» Task goal
Which lines in the records below contain the word "durch"? Copy each one.

Provided data START

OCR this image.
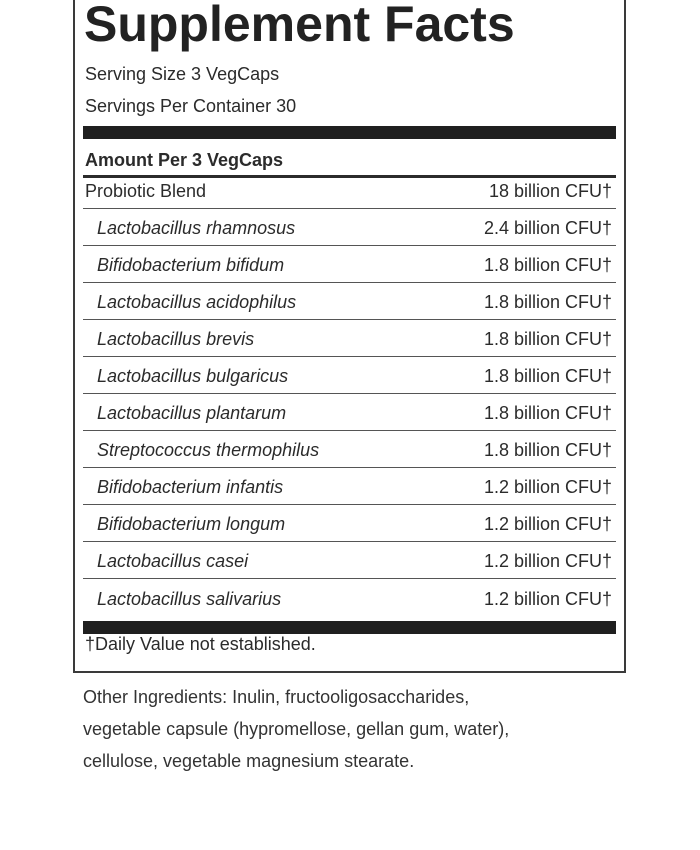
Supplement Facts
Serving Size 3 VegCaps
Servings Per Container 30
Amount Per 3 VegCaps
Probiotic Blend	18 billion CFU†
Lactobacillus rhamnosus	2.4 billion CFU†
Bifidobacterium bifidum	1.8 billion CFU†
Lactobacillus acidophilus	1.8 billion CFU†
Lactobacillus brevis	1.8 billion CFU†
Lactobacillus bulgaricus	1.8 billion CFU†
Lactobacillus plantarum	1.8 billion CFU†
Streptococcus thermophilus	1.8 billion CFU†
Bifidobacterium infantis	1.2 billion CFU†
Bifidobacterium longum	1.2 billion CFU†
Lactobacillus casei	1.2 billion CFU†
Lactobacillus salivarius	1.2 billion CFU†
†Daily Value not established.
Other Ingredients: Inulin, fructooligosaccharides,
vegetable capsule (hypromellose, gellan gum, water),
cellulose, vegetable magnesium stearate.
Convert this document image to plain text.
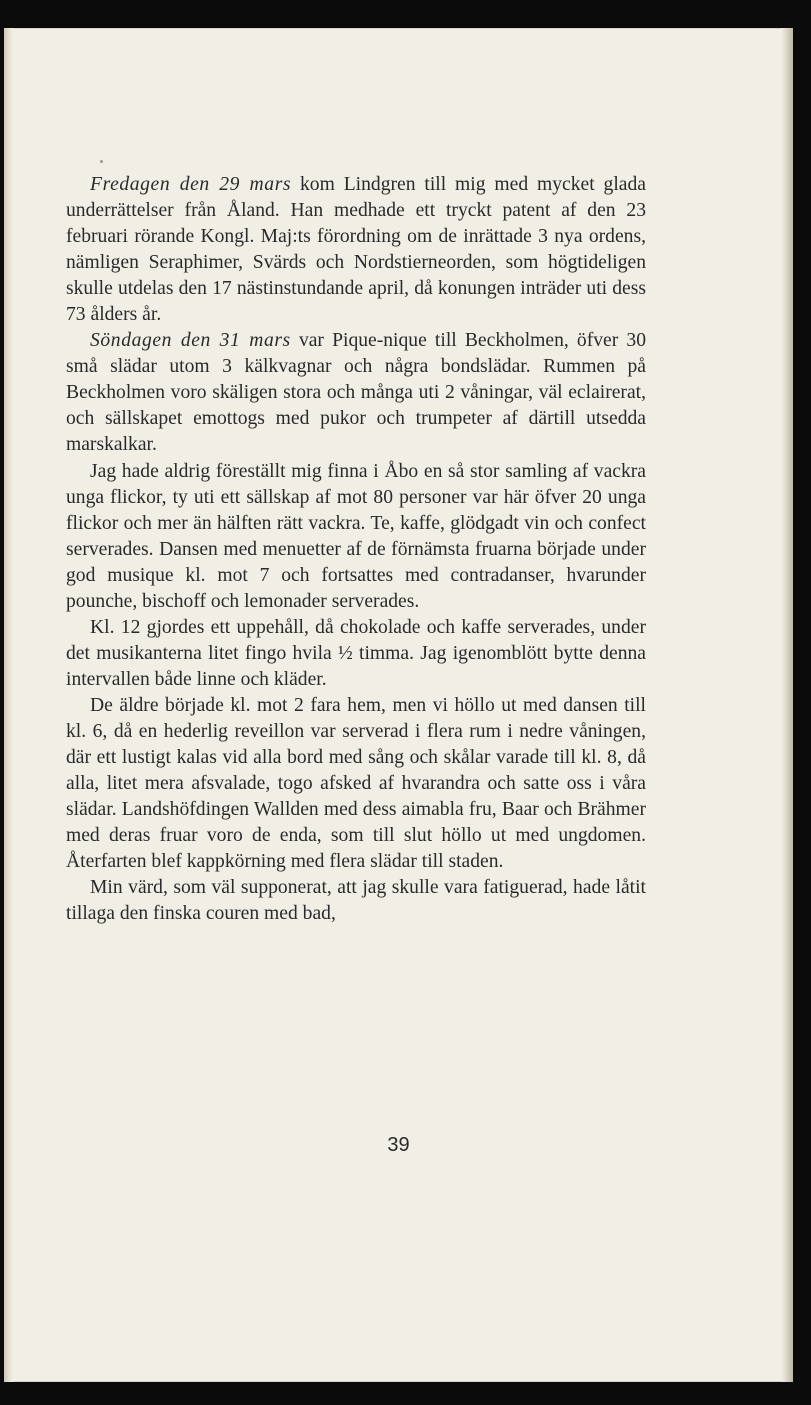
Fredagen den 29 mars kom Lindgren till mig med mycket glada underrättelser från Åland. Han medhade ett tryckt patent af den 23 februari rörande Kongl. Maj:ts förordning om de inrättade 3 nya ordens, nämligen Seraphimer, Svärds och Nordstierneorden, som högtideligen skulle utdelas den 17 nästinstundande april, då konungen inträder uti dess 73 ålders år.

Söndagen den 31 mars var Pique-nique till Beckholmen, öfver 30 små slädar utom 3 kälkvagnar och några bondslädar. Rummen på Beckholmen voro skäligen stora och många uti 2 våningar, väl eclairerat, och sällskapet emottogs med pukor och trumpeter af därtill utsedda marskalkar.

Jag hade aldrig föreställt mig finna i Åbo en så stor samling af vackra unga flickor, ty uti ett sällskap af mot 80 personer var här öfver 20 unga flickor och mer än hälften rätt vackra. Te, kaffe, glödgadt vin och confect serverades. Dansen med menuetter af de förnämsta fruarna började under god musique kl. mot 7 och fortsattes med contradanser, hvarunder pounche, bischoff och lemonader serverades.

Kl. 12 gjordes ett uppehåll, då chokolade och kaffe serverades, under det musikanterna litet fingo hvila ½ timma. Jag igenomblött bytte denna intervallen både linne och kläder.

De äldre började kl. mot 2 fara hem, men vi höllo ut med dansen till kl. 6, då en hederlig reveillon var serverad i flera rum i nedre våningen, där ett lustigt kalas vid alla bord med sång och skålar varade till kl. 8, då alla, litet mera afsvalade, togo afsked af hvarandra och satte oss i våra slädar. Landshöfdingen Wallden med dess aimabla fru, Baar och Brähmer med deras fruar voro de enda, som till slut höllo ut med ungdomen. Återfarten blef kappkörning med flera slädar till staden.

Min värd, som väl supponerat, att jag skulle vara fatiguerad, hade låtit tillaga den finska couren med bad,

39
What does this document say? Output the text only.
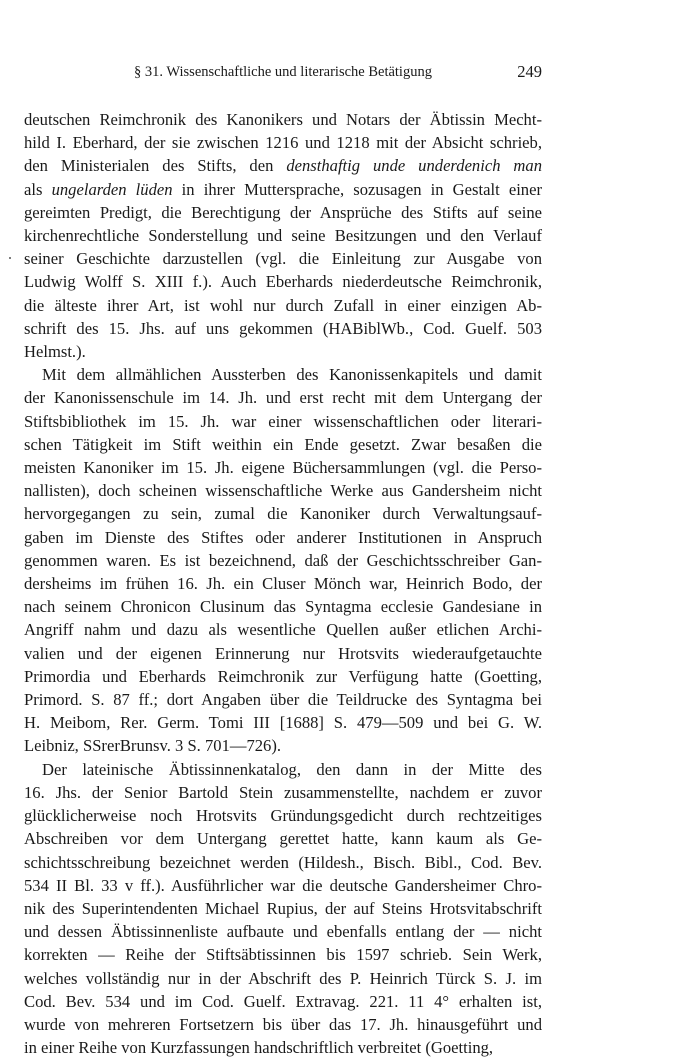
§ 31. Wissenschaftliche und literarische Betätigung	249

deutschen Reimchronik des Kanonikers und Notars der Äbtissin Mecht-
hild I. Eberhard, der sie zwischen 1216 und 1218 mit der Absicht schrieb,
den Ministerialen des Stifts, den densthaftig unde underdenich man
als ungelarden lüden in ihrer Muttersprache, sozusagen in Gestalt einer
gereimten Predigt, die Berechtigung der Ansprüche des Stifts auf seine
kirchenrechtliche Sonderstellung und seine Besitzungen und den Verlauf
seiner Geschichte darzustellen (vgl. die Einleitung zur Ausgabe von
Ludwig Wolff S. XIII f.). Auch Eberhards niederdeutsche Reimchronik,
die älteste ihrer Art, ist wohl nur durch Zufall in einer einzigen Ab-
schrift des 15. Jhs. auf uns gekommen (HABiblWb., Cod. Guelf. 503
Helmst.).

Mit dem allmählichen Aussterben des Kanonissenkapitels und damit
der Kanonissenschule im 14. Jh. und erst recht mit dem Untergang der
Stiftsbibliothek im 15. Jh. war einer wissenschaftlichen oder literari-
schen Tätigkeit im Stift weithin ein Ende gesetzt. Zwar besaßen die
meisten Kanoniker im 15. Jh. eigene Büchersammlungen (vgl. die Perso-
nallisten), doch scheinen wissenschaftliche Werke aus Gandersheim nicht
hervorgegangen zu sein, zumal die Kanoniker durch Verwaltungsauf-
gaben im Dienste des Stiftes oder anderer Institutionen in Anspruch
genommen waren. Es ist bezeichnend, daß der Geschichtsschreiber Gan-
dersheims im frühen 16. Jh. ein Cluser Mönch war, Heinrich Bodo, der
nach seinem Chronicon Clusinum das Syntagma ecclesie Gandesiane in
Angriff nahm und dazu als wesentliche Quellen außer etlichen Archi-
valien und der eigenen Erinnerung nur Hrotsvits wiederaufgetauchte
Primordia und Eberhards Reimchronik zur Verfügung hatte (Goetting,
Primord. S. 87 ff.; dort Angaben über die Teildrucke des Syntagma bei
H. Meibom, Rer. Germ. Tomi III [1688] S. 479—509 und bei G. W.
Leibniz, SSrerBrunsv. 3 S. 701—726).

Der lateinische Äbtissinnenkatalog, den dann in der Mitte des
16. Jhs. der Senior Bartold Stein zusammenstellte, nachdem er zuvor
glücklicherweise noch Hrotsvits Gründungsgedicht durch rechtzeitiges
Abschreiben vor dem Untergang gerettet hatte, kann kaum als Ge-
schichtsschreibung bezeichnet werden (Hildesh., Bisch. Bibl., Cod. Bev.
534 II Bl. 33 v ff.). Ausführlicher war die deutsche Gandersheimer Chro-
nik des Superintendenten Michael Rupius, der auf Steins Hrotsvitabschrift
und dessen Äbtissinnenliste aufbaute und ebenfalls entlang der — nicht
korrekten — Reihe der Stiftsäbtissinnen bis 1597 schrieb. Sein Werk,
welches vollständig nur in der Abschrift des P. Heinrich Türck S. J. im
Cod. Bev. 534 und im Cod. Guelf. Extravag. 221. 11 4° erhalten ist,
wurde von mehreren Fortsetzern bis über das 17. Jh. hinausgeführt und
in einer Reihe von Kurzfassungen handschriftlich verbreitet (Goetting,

Provided data END
Provided data START

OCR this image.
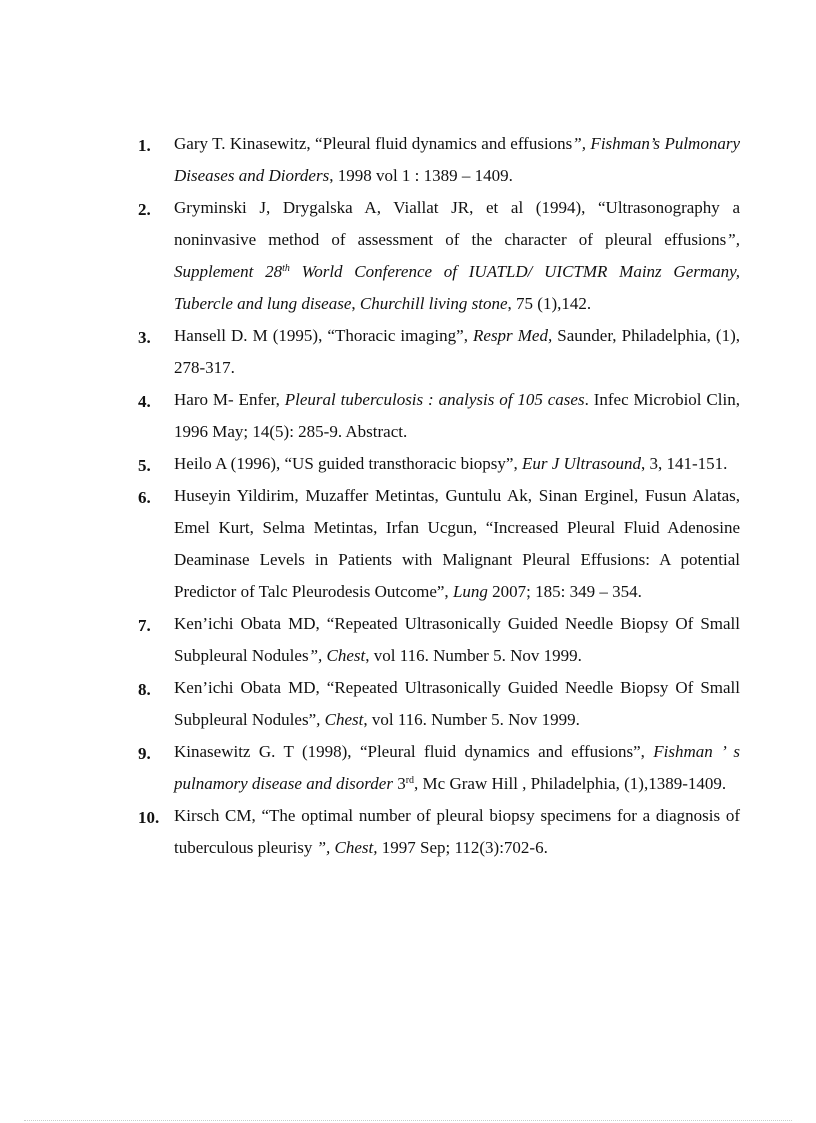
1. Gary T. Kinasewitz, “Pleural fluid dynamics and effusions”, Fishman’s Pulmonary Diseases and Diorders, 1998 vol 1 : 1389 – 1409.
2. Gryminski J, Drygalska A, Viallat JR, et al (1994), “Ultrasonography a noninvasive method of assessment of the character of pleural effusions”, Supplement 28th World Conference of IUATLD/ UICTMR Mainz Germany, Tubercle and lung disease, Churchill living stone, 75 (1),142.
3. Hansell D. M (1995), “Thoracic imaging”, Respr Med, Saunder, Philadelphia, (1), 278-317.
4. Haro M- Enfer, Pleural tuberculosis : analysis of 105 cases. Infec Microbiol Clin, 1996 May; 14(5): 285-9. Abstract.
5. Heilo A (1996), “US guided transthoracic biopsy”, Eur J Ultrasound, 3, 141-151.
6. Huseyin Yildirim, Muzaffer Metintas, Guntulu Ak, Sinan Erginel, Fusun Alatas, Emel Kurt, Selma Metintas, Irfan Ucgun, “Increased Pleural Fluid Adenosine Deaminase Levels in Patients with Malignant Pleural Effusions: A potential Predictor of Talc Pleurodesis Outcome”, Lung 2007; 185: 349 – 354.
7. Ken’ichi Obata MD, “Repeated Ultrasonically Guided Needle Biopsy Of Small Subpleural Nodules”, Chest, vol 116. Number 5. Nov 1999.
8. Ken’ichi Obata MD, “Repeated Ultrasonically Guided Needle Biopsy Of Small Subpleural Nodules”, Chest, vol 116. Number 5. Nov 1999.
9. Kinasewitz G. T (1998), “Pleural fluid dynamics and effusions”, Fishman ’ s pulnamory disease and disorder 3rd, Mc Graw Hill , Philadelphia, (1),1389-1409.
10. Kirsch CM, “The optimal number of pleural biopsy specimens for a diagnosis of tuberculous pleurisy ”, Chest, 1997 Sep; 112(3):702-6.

Provided data END

» Task answer
die älteste ihrer Art, ist wohl nur durch Zufall in einer einzigen Ab-
hervorgegangen zu sein, zumal die Kanoniker durch Verwaltungsauf-
glücklicherweise noch Hrotsvits Gründungsgedicht durch rechtzeitiges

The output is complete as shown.